[Required work]:
Find the string "Input" in the records. Copy every line it appears in.

— start Information provided —

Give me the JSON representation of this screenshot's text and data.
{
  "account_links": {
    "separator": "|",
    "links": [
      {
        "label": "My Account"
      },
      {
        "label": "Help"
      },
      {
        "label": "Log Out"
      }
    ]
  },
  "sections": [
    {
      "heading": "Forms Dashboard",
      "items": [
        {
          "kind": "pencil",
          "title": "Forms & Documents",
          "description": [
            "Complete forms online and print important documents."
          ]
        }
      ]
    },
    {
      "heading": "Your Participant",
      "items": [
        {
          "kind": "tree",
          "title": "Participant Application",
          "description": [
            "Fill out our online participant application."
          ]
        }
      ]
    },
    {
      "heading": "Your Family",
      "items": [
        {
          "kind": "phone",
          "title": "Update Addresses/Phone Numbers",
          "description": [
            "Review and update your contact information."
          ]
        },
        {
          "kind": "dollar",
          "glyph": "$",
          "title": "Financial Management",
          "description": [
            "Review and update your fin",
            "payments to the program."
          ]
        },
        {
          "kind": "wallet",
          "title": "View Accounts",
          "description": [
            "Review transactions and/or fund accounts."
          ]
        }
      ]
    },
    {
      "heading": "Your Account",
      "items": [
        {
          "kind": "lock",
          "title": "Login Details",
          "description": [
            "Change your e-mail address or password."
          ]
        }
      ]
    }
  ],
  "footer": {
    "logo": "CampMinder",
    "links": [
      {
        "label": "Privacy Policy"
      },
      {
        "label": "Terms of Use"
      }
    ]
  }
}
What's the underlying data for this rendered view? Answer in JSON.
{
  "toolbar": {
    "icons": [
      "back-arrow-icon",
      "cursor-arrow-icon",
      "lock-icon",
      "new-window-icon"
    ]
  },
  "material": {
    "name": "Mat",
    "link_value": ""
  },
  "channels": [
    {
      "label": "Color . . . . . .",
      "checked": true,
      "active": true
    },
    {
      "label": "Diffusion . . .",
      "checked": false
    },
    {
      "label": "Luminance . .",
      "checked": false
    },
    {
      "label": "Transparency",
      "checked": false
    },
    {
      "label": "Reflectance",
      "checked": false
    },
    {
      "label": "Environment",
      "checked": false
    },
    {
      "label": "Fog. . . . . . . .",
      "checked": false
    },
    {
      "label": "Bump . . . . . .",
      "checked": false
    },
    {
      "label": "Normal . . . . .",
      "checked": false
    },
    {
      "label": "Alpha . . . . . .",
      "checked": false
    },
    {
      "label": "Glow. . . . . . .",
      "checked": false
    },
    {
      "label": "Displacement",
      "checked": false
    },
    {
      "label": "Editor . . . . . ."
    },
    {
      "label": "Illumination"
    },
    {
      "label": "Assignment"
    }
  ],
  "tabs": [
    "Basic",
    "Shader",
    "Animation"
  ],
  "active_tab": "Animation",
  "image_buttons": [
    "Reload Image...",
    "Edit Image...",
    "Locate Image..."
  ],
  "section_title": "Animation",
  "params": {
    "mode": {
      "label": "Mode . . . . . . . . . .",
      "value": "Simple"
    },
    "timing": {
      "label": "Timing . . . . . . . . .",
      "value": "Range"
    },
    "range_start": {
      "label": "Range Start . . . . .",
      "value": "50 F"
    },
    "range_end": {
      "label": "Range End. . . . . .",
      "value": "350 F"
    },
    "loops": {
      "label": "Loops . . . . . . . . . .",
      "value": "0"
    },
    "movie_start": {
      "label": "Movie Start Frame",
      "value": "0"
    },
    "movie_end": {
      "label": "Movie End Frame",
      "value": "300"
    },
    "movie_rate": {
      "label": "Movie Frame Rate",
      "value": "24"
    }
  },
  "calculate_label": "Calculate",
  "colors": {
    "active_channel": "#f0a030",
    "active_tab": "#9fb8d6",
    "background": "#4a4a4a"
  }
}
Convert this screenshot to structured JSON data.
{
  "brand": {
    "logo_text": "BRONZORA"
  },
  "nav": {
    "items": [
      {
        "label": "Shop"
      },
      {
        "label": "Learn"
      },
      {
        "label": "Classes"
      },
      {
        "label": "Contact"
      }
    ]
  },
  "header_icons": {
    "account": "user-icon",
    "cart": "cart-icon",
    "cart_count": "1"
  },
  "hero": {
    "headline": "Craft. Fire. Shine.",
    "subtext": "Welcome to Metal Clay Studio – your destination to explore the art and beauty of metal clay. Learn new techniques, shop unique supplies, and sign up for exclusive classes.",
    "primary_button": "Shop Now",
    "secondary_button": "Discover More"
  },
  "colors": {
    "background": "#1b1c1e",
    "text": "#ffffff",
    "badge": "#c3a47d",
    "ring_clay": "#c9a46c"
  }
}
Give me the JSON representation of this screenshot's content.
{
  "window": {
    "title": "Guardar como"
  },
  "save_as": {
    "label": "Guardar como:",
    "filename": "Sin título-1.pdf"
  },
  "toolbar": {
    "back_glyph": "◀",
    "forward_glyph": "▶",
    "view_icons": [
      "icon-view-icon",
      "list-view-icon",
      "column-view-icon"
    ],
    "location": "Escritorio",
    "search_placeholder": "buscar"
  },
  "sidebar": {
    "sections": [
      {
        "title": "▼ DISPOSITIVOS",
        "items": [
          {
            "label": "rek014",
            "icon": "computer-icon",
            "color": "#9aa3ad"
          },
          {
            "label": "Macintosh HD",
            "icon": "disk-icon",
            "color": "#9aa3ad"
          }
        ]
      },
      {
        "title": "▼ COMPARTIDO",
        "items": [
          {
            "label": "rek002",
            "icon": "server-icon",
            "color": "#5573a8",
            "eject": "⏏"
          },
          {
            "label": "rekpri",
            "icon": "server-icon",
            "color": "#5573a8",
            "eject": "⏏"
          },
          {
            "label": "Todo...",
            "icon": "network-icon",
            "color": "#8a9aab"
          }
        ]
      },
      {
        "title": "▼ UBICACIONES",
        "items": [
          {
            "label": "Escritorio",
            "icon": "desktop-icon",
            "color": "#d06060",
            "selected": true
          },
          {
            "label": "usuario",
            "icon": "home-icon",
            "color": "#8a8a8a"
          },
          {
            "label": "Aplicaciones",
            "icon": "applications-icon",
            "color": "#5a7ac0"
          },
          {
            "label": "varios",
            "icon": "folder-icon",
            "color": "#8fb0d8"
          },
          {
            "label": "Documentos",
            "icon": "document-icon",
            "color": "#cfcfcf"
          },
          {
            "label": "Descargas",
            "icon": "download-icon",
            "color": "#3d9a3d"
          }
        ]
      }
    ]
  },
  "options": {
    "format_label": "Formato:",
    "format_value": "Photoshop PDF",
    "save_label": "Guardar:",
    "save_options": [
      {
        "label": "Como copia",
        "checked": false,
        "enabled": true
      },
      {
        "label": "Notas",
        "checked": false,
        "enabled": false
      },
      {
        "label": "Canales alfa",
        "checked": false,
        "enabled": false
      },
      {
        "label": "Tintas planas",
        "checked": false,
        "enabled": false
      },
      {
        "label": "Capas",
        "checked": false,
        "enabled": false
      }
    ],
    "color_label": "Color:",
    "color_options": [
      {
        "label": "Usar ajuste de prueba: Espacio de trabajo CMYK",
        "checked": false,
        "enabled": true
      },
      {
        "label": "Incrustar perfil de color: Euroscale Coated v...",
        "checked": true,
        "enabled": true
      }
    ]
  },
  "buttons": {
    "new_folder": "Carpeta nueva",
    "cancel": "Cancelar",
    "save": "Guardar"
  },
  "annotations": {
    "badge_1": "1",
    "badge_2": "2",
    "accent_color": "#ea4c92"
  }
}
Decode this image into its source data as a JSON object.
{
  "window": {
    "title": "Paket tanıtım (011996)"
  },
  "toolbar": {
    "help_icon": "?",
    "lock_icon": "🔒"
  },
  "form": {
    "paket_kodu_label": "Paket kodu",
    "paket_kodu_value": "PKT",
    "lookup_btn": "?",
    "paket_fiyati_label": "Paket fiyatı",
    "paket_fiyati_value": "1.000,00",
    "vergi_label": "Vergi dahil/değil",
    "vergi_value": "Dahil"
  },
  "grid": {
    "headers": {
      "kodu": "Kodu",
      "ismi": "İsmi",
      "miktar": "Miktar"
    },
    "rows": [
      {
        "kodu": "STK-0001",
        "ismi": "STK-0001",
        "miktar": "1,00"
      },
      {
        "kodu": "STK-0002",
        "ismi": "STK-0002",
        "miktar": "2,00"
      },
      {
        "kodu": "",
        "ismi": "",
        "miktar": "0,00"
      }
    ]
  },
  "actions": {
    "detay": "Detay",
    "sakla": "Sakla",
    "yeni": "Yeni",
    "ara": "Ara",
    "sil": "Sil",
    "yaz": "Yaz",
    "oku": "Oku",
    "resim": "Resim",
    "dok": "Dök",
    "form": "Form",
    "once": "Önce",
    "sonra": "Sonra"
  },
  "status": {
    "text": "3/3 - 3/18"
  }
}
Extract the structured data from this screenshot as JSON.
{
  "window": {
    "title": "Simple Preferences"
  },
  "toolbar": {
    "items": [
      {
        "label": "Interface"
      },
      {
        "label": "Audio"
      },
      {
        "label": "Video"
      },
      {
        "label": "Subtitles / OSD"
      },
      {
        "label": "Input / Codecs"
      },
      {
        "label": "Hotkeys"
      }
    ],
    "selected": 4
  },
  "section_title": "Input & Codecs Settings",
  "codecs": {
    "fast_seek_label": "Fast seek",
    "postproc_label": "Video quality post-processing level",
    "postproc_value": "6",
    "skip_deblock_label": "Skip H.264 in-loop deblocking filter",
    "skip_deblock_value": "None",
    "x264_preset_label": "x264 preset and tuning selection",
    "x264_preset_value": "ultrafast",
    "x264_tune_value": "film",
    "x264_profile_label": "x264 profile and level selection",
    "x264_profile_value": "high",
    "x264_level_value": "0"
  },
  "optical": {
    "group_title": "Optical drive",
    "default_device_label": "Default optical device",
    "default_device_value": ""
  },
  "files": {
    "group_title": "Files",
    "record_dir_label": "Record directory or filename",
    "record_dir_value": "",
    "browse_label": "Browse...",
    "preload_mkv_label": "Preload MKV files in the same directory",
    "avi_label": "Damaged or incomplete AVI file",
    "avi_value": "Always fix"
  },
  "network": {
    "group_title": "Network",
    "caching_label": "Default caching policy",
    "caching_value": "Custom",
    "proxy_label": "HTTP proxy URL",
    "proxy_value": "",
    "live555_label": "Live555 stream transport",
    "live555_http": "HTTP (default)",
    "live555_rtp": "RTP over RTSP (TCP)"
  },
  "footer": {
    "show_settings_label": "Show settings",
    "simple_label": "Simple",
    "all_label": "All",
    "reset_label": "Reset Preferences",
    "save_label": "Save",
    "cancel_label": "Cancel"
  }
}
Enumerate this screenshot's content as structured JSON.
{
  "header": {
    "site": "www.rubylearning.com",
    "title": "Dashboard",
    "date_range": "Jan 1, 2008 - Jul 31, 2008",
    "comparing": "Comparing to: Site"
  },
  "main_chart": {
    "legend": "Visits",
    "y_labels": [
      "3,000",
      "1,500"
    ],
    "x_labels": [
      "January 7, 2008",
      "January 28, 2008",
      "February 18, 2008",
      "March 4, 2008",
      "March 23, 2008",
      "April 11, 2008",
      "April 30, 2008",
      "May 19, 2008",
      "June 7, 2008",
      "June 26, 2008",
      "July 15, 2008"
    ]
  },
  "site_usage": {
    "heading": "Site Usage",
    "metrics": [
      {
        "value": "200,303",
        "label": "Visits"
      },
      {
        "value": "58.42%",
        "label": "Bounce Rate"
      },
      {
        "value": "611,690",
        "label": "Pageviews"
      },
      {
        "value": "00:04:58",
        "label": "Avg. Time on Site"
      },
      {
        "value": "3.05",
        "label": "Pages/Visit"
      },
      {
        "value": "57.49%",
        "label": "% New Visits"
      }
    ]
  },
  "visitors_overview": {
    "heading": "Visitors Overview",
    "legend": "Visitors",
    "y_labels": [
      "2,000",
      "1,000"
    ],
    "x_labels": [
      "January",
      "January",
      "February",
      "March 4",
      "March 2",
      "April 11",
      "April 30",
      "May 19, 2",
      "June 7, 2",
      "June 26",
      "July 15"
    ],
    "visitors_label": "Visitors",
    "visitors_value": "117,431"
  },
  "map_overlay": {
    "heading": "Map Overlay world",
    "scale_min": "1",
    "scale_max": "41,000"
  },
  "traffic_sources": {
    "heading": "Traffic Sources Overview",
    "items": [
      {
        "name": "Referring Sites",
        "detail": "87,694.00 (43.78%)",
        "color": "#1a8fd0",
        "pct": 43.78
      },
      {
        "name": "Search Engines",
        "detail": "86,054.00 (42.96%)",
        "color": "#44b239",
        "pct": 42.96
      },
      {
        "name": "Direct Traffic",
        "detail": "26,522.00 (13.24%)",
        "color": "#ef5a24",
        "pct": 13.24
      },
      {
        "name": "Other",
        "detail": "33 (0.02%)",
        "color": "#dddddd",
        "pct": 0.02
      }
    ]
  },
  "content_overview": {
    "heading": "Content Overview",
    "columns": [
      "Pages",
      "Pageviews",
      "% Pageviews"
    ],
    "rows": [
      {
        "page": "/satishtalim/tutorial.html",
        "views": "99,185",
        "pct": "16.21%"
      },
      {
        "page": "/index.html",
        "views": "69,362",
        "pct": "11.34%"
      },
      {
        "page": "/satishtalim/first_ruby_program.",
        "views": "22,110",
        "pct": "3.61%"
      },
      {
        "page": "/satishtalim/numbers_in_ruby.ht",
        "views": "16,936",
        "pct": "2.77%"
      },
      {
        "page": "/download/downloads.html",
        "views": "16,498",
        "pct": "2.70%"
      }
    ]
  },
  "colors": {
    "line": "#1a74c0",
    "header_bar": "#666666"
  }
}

— end Information provided —

[Solution to the exercise]:
        "label": "Input / Codecs"
  "section_title": "Input & Codecs Settings",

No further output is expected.